• RECORDS SUPPLIED:
════════

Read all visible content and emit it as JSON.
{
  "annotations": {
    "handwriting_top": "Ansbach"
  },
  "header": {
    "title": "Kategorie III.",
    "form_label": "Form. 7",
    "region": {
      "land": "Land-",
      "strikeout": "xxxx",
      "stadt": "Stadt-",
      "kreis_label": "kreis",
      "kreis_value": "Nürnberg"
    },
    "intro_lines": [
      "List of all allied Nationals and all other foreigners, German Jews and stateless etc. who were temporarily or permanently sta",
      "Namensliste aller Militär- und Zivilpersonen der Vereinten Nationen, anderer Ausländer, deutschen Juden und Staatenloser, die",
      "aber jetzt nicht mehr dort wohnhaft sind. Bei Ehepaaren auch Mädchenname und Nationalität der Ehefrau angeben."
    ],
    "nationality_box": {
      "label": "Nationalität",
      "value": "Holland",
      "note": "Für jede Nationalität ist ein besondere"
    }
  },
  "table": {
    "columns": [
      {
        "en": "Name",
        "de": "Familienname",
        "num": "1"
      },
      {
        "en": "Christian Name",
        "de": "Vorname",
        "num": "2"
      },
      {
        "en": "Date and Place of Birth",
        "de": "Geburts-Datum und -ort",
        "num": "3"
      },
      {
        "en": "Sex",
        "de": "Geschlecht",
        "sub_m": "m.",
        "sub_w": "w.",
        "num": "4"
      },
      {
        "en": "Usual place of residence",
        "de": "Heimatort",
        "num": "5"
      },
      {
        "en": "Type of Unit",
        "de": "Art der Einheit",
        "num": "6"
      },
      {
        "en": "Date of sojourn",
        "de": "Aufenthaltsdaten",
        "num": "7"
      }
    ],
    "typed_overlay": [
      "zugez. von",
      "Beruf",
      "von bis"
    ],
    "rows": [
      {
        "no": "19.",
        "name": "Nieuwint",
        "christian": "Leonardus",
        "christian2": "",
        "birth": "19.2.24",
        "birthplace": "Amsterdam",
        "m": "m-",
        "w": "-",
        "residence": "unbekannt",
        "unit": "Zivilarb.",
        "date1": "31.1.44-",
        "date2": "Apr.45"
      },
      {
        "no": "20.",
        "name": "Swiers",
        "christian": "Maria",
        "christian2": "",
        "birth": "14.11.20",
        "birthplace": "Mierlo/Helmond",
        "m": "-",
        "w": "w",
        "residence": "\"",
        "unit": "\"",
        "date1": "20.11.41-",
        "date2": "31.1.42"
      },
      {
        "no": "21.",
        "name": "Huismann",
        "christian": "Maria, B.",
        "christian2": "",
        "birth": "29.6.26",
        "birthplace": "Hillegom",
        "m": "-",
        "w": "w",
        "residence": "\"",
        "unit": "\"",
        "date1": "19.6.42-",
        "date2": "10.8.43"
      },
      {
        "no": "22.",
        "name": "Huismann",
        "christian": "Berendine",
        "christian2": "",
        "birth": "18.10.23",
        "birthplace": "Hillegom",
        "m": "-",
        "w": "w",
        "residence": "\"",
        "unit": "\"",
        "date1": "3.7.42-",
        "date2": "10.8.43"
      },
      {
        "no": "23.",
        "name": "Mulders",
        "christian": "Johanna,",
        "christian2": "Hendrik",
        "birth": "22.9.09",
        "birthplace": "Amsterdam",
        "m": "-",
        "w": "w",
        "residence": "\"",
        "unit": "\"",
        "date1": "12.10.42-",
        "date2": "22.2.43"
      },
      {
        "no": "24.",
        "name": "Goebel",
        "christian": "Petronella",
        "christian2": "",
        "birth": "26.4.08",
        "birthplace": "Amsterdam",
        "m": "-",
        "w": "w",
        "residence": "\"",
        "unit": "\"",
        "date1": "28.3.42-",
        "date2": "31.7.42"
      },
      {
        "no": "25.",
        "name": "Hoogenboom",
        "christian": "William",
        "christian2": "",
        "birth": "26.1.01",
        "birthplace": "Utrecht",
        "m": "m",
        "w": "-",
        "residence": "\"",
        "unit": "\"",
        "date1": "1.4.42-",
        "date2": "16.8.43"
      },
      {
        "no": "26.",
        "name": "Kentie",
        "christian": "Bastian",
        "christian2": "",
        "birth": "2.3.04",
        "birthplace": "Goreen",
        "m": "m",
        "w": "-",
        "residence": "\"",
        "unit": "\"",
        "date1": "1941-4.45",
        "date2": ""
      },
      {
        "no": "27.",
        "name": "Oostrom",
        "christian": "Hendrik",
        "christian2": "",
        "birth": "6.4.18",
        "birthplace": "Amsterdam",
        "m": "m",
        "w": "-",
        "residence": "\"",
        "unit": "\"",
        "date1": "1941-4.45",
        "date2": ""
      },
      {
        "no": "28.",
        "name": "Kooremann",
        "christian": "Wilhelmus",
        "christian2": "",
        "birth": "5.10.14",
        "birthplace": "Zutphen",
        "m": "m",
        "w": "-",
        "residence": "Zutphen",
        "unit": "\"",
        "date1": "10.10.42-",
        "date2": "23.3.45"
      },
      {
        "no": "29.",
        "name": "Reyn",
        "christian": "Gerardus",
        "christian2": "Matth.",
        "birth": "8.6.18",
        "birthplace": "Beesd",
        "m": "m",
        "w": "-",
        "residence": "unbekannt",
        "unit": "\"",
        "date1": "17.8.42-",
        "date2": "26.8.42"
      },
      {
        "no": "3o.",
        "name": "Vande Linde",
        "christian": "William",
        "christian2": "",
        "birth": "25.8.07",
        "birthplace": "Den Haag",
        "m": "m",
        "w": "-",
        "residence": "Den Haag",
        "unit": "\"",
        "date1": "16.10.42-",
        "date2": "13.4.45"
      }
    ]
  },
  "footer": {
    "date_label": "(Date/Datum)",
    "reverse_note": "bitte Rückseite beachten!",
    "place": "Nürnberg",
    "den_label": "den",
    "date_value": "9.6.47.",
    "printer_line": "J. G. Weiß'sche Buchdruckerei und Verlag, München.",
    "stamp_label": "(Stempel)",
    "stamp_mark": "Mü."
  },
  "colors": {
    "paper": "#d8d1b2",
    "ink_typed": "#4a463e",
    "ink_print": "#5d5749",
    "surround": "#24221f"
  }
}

════════

• THE PROBLEM:
Lines containing the word "Zutphen" must all be returned from the material above.

• RESULT FOR THIS EXERCISE:
        "birthplace": "Zutphen",
        "residence": "Zutphen",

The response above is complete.